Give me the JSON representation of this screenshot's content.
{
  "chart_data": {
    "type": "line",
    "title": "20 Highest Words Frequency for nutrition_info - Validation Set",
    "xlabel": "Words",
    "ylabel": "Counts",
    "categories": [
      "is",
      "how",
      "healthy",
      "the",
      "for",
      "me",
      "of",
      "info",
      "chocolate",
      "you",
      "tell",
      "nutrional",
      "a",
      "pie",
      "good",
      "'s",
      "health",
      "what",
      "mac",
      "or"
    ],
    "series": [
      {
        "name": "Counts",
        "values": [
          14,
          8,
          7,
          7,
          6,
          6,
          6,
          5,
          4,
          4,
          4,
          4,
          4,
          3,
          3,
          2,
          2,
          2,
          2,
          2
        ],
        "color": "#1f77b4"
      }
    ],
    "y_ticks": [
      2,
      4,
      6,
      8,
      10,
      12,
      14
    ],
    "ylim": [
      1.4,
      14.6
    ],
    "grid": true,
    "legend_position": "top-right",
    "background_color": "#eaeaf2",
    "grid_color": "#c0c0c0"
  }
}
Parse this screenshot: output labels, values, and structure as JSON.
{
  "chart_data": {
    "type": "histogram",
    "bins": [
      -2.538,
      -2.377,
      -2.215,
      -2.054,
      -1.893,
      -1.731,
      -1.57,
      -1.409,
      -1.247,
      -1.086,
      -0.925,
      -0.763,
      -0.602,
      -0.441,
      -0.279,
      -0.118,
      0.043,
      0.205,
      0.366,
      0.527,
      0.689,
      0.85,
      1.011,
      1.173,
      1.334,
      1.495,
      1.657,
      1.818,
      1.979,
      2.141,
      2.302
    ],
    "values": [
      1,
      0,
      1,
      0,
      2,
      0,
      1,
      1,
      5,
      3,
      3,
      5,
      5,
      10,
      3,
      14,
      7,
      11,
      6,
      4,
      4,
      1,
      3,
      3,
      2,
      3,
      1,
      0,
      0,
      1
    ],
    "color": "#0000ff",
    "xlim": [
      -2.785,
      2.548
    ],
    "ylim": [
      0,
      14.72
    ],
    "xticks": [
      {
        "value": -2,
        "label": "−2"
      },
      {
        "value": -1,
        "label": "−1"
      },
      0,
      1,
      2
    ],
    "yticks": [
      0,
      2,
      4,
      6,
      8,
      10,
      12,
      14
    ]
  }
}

■ DO THIS ■
Transcribe all the entries, keeping each one exactly as it is.

■ EXERCISE ANSWER ■
Give me the JSON representation of this screenshot's content.
{
  "chart_data": {
    "type": "line",
    "title": "20 Highest Words Frequency for nutrition_info - Validation Set",
    "xlabel": "Words",
    "ylabel": "Counts",
    "categories": [
      "is",
      "how",
      "healthy",
      "the",
      "for",
      "me",
      "of",
      "info",
      "chocolate",
      "you",
      "tell",
      "nutrional",
      "a",
      "pie",
      "good",
      "'s",
      "health",
      "what",
      "mac",
      "or"
    ],
    "series": [
      {
        "name": "Counts",
        "values": [
          14,
          8,
          7,
          7,
          6,
          6,
          6,
          5,
          4,
          4,
          4,
          4,
          4,
          3,
          3,
          2,
          2,
          2,
          2,
          2
        ],
        "color": "#1f77b4"
      }
    ],
    "y_ticks": [
      2,
      4,
      6,
      8,
      10,
      12,
      14
    ],
    "ylim": [
      1.4,
      14.6
    ],
    "grid": true,
    "legend_position": "top-right",
    "background_color": "#eaeaf2",
    "grid_color": "#c0c0c0"
  }
}
Parse this screenshot: output labels, values, and structure as JSON.
{
  "chart_data": {
    "type": "histogram",
    "bins": [
      -2.538,
      -2.377,
      -2.215,
      -2.054,
      -1.893,
      -1.731,
      -1.57,
      -1.409,
      -1.247,
      -1.086,
      -0.925,
      -0.763,
      -0.602,
      -0.441,
      -0.279,
      -0.118,
      0.043,
      0.205,
      0.366,
      0.527,
      0.689,
      0.85,
      1.011,
      1.173,
      1.334,
      1.495,
      1.657,
      1.818,
      1.979,
      2.141,
      2.302
    ],
    "values": [
      1,
      0,
      1,
      0,
      2,
      0,
      1,
      1,
      5,
      3,
      3,
      5,
      5,
      10,
      3,
      14,
      7,
      11,
      6,
      4,
      4,
      1,
      3,
      3,
      2,
      3,
      1,
      0,
      0,
      1
    ],
    "color": "#0000ff",
    "xlim": [
      -2.785,
      2.548
    ],
    "ylim": [
      0,
      14.72
    ],
    "xticks": [
      {
        "value": -2,
        "label": "−2"
      },
      {
        "value": -1,
        "label": "−1"
      },
      0,
      1,
      2
    ],
    "yticks": [
      0,
      2,
      4,
      6,
      8,
      10,
      12,
      14
    ]
  }
}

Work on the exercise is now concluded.